→ **What you need to do**
Go through the data below line by line and count those containing the word "河流阶地". Reply with the count only.

→ **Input**
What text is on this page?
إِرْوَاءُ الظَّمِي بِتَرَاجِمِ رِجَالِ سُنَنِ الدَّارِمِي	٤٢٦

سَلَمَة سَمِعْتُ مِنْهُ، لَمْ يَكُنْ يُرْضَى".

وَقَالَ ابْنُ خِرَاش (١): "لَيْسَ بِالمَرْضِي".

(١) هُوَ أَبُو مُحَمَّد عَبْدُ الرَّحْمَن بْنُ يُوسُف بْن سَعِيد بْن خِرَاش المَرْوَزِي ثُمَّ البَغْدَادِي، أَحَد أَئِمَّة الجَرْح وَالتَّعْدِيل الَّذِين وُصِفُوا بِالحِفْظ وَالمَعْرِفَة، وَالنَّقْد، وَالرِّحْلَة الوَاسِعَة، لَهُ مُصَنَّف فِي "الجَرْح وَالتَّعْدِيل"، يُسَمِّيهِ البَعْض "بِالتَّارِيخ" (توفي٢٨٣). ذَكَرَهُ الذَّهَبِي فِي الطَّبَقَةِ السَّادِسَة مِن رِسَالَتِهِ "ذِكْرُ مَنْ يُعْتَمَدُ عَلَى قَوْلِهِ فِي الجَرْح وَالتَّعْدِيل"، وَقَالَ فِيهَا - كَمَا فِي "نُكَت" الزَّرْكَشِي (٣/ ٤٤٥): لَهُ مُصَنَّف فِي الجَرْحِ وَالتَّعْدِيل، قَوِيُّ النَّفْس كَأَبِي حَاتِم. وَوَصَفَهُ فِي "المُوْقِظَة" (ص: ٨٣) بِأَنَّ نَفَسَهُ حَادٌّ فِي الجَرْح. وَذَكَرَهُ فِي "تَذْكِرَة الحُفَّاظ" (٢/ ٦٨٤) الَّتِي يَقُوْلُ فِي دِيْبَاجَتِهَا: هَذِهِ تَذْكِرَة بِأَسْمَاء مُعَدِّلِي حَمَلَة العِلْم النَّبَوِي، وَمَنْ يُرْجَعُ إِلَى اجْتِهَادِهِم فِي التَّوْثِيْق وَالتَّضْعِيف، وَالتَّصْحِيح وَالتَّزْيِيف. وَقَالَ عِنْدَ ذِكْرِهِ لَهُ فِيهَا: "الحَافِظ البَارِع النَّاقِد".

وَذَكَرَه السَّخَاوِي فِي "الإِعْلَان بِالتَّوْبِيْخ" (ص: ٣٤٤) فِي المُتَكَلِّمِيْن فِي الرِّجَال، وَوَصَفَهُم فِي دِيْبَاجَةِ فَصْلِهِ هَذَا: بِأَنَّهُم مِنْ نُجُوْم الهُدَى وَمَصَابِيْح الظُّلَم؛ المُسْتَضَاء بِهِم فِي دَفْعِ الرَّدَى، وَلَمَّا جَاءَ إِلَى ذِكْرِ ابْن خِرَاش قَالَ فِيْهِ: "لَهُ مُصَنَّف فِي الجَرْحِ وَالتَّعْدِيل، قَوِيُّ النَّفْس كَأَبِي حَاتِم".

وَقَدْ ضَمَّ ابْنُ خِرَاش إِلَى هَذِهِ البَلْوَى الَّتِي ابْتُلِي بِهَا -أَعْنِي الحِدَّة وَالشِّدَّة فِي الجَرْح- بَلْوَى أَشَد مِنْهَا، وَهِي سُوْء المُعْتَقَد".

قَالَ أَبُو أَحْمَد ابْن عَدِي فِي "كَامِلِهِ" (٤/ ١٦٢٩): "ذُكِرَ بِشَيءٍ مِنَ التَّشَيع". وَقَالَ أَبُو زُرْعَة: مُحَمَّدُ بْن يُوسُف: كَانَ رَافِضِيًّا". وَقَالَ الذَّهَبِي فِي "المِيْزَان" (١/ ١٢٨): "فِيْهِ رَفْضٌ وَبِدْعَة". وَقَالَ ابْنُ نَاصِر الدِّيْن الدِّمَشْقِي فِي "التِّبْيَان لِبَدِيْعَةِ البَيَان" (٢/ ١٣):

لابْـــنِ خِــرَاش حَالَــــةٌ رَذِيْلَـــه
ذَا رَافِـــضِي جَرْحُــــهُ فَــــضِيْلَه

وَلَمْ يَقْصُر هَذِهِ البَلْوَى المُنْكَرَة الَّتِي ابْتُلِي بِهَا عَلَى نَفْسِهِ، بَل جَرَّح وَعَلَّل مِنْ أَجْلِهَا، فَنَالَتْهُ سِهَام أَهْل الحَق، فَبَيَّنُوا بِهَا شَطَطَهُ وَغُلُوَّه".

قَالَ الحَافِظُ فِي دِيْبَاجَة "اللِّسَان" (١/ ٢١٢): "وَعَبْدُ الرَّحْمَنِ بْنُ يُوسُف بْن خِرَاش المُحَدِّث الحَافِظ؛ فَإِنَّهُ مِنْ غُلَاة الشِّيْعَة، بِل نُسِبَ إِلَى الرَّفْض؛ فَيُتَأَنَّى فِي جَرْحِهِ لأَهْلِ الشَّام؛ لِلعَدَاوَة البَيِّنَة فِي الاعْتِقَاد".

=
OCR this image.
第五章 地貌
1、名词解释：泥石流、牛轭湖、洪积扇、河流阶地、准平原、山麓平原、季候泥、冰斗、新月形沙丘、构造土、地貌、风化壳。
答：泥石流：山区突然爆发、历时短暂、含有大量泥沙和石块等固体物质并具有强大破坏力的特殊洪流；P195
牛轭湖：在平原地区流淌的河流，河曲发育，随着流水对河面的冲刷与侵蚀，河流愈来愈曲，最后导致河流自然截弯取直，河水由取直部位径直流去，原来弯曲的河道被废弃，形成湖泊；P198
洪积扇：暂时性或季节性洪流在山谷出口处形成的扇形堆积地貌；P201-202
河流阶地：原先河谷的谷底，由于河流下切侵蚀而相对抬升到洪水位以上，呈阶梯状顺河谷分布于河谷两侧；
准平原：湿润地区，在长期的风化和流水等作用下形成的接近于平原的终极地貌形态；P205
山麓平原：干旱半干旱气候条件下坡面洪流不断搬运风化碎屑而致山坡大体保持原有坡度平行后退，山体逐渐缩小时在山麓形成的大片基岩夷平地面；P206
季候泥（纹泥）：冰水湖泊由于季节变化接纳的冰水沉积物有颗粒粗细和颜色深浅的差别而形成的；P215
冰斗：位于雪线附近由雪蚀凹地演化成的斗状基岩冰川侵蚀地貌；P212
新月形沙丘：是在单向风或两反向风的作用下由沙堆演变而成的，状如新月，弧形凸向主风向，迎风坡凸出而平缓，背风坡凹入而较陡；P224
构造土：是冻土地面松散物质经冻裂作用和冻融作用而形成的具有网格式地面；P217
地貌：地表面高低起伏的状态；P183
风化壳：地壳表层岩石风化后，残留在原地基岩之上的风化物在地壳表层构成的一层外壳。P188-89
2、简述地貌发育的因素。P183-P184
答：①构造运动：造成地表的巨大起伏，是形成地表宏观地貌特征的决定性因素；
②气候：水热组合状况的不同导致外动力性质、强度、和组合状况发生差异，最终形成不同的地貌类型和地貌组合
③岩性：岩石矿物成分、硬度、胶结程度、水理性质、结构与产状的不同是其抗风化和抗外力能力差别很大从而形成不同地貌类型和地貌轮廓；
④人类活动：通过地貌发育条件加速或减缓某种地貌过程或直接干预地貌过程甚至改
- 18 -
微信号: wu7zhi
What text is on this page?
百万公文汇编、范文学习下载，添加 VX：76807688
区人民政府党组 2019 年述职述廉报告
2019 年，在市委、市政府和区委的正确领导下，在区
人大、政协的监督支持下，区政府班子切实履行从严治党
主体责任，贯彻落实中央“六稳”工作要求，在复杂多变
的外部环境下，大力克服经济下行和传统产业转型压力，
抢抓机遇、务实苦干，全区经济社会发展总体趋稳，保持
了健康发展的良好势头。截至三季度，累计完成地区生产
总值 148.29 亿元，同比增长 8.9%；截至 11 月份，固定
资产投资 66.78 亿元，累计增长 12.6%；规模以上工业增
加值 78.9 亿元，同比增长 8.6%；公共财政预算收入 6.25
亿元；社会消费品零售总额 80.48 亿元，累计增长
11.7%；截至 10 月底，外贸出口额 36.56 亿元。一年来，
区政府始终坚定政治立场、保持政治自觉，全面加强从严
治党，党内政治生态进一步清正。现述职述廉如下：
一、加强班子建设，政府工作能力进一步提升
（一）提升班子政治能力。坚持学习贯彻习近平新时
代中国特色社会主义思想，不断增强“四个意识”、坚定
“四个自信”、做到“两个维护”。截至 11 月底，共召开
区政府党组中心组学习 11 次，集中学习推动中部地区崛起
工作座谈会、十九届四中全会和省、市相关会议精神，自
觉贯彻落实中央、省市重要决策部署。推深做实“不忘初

→ **Exercise solution**
2